## Given exercise:
What lines of the data include the string "this"? Copy them all.

## Data shown:
====================
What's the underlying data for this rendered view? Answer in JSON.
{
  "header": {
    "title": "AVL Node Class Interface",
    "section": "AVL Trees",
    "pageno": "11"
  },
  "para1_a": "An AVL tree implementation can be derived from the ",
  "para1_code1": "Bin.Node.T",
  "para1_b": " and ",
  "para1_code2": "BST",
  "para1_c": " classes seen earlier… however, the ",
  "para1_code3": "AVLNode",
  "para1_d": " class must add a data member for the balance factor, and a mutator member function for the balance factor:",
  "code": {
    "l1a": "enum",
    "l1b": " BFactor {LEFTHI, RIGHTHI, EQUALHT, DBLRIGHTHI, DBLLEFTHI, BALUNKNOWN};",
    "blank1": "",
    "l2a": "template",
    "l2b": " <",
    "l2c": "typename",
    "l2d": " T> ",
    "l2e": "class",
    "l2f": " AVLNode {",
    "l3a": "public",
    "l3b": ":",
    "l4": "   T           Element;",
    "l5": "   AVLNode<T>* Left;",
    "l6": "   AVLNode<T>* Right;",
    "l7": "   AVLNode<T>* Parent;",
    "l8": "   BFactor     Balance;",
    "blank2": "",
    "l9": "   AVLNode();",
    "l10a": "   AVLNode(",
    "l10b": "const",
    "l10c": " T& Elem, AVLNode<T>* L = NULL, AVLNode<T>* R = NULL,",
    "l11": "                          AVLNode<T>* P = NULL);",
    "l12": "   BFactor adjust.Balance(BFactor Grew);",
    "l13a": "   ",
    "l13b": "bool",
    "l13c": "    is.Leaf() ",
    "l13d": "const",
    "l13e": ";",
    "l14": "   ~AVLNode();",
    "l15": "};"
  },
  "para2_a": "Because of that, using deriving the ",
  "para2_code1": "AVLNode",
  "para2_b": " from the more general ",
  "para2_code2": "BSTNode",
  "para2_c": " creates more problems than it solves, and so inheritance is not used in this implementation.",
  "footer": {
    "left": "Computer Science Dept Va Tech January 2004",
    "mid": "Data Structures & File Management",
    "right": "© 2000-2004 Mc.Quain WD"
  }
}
====================
## Written solution:
What's the underlying data for this rendered view? Answer in JSON.
  "para2_c": " creates more problems than it solves, and so inheritance is not used in this implementation.",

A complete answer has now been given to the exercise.